• Instructions for the task: Quote the records beneath, complete and exact. Leave out images.
-- Records supplied start --
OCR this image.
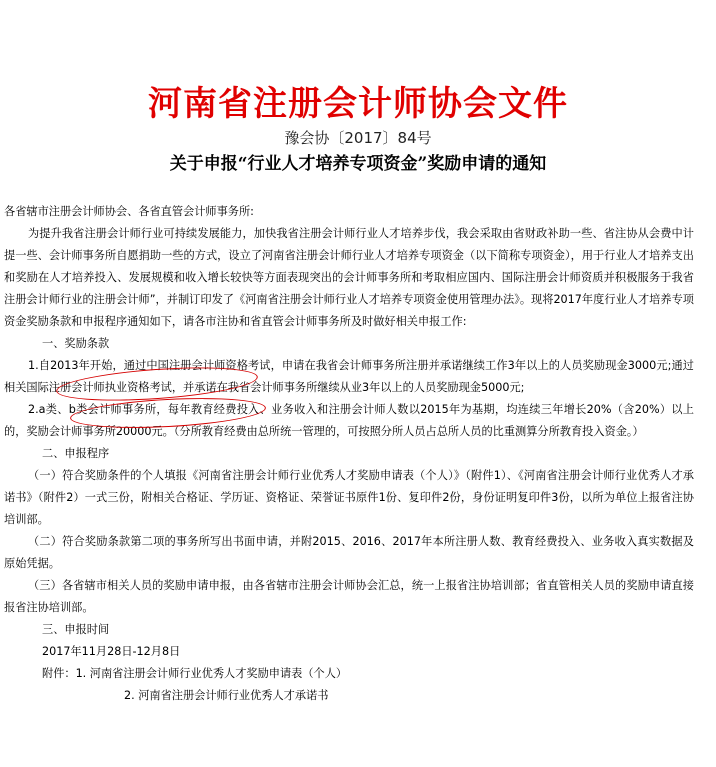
河南省注册会计师协会文件
豫会协〔2017〕84号
关于申报“行业人才培养专项资金”奖励申请的通知

各省辖市注册会计师协会、各省直管会计师事务所:

为提升我省注册会计师行业可持续发展能力，加快我省注册会计师行业人才培养步伐，我会采取由省财政补助一些、省注协从会费中计提一些、会计师事务所自愿捐助一些的方式，设立了河南省注册会计师行业人才培养专项资金（以下简称专项资金），用于行业人才培养支出和奖励在人才培养投入、发展规模和收入增长较快等方面表现突出的会计师事务所和考取相应国内、国际注册会计师资质并积极服务于我省注册会计师行业的注册会计师”，并制订印发了《河南省注册会计师行业人才培养专项资金使用管理办法》。现将2017年度行业人才培养专项资金奖励条款和申报程序通知如下，请各市注协和省直管会计师事务所及时做好相关申报工作:

一、奖励条款

1.自2013年开始，通过中国注册会计师资格考试，申请在我省会计师事务所注册并承诺继续工作3年以上的人员奖励现金3000元;通过相关国际注册会计师执业资格考试，并承诺在我省会计师事务所继续从业3年以上的人员奖励现金5000元;

2.a类、b类会计师事务所，每年教育经费投入、业务收入和注册会计师人数以2015年为基期，均连续三年增长20%（含20%）以上的，奖励会计师事务所20000元。（分所教育经费由总所统一管理的，可按照分所人员占总所人员的比重测算分所教育投入资金。）

二、申报程序

（一）符合奖励条件的个人填报《河南省注册会计师行业优秀人才奖励申请表（个人）》（附件1）、《河南省注册会计师行业优秀人才承诺书》（附件2）一式三份，附相关合格证、学历证、资格证、荣誉证书原件1份、复印件2份，身份证明复印件3份，以所为单位上报省注协培训部。

（二）符合奖励条款第二项的事务所写出书面申请，并附2015、2016、2017年本所注册人数、教育经费投入、业务收入真实数据及原始凭据。

（三）各省辖市相关人员的奖励申请申报，由各省辖市注册会计师协会汇总，统一上报省注协培训部；省直管相关人员的奖励申请直接报省注协培训部。

三、申报时间

2017年11月28日-12月8日

附件：1. 河南省注册会计师行业优秀人才奖励申请表（个人）

2. 河南省注册会计师行业优秀人才承诺书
-- Records supplied end --
• Response:
OCR this image.
河南省注册会计师协会文件
豫会协〔2017〕84号
关于申报“行业人才培养专项资金”奖励申请的通知

各省辖市注册会计师协会、各省直管会计师事务所:

为提升我省注册会计师行业可持续发展能力，加快我省注册会计师行业人才培养步伐，我会采取由省财政补助一些、省注协从会费中计提一些、会计师事务所自愿捐助一些的方式，设立了河南省注册会计师行业人才培养专项资金（以下简称专项资金），用于行业人才培养支出和奖励在人才培养投入、发展规模和收入增长较快等方面表现突出的会计师事务所和考取相应国内、国际注册会计师资质并积极服务于我省注册会计师行业的注册会计师”，并制订印发了《河南省注册会计师行业人才培养专项资金使用管理办法》。现将2017年度行业人才培养专项资金奖励条款和申报程序通知如下，请各市注协和省直管会计师事务所及时做好相关申报工作:

一、奖励条款

1.自2013年开始，通过中国注册会计师资格考试，申请在我省会计师事务所注册并承诺继续工作3年以上的人员奖励现金3000元;通过相关国际注册会计师执业资格考试，并承诺在我省会计师事务所继续从业3年以上的人员奖励现金5000元;

2.a类、b类会计师事务所，每年教育经费投入、业务收入和注册会计师人数以2015年为基期，均连续三年增长20%（含20%）以上的，奖励会计师事务所20000元。（分所教育经费由总所统一管理的，可按照分所人员占总所人员的比重测算分所教育投入资金。）

二、申报程序

（一）符合奖励条件的个人填报《河南省注册会计师行业优秀人才奖励申请表（个人）》（附件1）、《河南省注册会计师行业优秀人才承诺书》（附件2）一式三份，附相关合格证、学历证、资格证、荣誉证书原件1份、复印件2份，身份证明复印件3份，以所为单位上报省注协培训部。

（二）符合奖励条款第二项的事务所写出书面申请，并附2015、2016、2017年本所注册人数、教育经费投入、业务收入真实数据及原始凭据。

（三）各省辖市相关人员的奖励申请申报，由各省辖市注册会计师协会汇总，统一上报省注协培训部；省直管相关人员的奖励申请直接报省注协培训部。

三、申报时间

2017年11月28日-12月8日

附件：1. 河南省注册会计师行业优秀人才奖励申请表（个人）

2. 河南省注册会计师行业优秀人才承诺书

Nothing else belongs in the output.